* **Exercise requirements**
Which lines have the string "月度进出口差额"? Copy all of them from the entries below.

[Source records]
++++

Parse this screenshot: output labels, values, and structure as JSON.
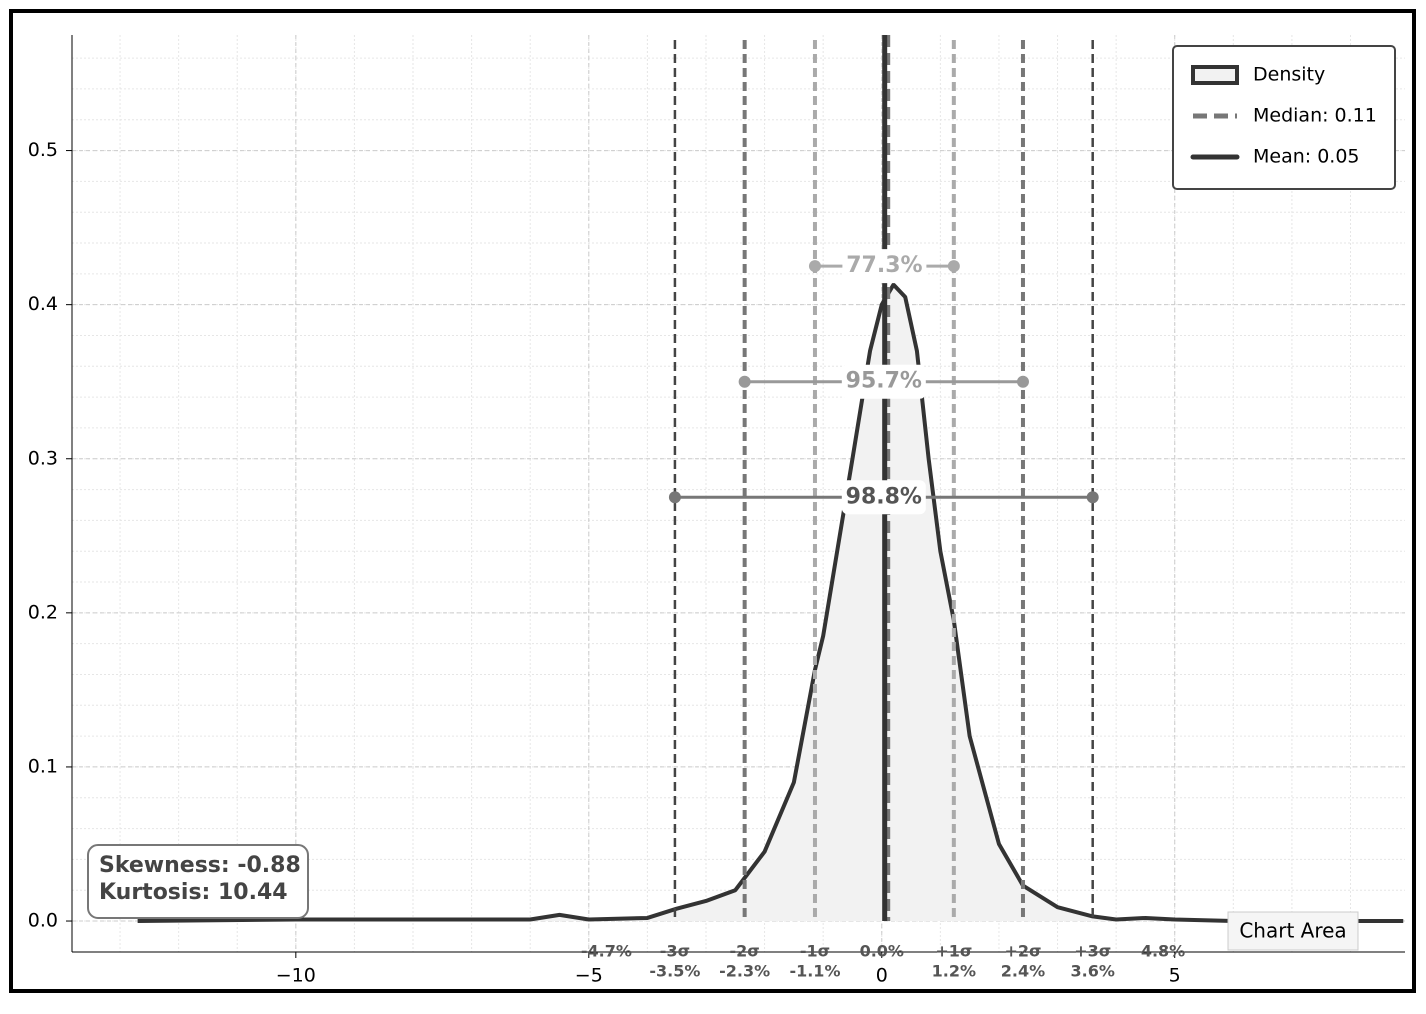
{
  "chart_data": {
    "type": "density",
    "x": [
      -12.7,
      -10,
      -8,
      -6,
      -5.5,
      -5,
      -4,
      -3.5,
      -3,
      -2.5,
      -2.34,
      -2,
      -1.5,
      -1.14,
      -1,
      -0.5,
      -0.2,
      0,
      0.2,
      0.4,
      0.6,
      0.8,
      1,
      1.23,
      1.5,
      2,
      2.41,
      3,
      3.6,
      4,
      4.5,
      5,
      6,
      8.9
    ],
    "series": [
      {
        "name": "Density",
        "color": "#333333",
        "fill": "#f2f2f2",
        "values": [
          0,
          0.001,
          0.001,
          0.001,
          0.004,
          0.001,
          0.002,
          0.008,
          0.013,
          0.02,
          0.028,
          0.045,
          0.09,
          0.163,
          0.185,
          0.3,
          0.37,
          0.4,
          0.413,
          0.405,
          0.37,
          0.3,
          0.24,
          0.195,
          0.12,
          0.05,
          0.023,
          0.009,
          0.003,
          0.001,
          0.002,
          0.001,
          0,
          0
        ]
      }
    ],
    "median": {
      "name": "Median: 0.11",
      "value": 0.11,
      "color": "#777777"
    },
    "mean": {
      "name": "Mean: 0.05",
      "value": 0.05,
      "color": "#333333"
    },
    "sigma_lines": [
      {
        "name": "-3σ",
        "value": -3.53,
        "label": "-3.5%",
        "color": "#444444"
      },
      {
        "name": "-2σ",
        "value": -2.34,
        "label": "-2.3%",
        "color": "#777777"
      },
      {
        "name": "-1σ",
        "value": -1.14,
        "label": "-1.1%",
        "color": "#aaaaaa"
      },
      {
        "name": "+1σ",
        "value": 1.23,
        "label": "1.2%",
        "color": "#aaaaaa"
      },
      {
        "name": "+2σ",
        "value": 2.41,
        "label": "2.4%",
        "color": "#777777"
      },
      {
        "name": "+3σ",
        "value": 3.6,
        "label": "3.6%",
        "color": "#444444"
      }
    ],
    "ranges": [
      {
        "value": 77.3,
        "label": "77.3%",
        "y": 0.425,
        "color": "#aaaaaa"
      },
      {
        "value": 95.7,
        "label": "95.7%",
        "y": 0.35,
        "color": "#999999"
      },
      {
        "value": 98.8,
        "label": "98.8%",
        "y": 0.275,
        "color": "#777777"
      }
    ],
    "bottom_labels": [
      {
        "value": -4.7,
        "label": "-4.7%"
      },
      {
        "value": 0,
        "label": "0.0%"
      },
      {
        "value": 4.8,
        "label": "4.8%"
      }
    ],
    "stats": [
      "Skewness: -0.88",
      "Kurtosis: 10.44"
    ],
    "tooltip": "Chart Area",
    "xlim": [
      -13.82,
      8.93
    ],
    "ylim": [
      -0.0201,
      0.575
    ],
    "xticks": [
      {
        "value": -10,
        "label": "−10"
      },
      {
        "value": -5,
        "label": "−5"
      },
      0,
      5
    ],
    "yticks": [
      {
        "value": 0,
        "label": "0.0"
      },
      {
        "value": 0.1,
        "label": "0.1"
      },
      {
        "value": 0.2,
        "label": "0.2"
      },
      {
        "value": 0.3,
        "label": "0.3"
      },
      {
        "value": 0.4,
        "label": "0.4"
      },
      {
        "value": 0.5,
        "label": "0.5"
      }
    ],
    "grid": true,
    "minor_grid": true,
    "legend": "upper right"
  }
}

++++

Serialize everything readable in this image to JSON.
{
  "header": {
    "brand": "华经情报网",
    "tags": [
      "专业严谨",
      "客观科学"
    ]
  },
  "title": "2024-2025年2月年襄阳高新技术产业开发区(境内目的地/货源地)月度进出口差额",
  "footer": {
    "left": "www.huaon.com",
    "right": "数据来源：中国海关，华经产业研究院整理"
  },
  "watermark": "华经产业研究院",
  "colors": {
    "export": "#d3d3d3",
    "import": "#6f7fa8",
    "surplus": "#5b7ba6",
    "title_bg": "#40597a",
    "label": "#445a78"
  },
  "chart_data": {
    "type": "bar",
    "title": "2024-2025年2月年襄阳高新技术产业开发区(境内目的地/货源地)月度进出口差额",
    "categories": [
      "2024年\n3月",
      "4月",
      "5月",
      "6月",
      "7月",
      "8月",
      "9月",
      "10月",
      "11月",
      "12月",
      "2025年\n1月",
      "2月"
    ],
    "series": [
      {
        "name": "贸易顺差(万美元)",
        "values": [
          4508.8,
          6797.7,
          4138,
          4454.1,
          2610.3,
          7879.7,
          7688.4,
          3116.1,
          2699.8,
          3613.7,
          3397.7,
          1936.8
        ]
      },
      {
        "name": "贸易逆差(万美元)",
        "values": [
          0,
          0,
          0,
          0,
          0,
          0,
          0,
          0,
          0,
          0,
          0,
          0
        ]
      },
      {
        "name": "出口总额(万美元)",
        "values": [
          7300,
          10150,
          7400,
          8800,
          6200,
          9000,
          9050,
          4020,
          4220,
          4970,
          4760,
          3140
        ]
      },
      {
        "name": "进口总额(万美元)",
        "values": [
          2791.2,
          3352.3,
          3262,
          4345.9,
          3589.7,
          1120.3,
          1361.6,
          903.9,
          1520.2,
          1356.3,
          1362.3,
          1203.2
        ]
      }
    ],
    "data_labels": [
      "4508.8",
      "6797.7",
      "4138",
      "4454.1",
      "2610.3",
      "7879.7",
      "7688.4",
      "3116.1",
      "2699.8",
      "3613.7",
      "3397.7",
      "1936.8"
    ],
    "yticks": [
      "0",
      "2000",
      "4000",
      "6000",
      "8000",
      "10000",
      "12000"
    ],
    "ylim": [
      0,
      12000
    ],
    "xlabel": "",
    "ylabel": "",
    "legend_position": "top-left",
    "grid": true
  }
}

++++

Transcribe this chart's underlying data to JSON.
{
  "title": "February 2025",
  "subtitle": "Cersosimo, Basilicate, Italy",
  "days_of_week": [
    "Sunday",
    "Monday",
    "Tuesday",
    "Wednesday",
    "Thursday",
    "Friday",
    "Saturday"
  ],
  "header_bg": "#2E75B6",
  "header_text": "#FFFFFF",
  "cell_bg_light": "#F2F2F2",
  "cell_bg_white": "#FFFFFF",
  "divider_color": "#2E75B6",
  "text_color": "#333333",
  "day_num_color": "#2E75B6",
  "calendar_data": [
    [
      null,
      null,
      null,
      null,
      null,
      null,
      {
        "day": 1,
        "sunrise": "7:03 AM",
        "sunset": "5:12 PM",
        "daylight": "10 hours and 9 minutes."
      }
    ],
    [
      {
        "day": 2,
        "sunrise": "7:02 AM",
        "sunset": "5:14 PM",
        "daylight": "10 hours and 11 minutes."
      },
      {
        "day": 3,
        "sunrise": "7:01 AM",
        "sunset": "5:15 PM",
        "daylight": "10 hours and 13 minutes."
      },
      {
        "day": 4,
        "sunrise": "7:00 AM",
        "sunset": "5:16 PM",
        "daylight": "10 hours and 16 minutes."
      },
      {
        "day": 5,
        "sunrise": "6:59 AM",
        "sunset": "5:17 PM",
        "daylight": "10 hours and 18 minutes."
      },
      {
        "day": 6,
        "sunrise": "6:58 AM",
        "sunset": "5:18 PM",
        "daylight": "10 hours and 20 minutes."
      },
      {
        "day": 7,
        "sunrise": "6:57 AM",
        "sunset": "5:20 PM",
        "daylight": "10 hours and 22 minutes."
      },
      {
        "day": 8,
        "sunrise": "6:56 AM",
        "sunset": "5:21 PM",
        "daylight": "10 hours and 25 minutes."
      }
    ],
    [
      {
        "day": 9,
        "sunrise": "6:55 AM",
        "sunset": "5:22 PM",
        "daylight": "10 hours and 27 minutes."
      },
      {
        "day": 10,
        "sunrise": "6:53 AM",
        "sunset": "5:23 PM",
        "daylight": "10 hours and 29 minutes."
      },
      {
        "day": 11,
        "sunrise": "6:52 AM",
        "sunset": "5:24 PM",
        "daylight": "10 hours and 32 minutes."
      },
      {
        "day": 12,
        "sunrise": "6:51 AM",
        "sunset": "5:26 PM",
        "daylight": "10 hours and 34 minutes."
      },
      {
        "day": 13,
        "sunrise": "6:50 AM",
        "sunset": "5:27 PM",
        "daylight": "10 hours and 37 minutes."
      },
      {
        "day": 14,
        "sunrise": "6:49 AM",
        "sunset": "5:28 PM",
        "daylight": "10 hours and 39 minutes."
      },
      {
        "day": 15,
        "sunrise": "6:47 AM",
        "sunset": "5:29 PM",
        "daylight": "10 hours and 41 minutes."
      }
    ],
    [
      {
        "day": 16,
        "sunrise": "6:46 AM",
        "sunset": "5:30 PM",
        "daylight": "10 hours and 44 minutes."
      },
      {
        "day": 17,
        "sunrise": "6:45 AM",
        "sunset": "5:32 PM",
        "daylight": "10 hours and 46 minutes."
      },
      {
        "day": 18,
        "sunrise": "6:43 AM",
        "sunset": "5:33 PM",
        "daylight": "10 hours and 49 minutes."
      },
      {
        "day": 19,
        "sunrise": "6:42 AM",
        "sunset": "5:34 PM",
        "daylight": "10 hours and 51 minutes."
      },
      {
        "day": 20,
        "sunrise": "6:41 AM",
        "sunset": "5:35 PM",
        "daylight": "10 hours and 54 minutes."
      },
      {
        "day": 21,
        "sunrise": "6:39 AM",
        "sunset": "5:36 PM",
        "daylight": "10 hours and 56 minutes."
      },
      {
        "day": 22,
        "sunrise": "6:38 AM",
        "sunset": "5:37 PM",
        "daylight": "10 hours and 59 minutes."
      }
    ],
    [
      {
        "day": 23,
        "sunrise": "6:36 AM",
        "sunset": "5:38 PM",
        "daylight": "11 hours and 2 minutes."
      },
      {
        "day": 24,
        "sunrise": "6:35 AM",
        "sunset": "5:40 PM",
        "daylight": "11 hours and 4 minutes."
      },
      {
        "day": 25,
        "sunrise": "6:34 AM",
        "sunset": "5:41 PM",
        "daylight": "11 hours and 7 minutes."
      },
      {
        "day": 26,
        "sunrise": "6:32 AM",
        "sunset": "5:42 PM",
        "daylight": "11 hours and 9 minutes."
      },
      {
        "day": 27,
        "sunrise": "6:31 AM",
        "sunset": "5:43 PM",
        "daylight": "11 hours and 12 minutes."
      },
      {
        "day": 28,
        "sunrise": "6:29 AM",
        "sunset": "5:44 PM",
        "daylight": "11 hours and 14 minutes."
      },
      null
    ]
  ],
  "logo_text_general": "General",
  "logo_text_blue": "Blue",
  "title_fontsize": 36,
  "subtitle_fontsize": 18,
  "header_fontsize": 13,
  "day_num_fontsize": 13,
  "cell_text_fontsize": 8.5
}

++++

* **Solution for this exercise**
  "title": "2024-2025年2月年襄阳高新技术产业开发区(境内目的地/货源地)月度进出口差额",
    "title": "2024-2025年2月年襄阳高新技术产业开发区(境内目的地/货源地)月度进出口差额",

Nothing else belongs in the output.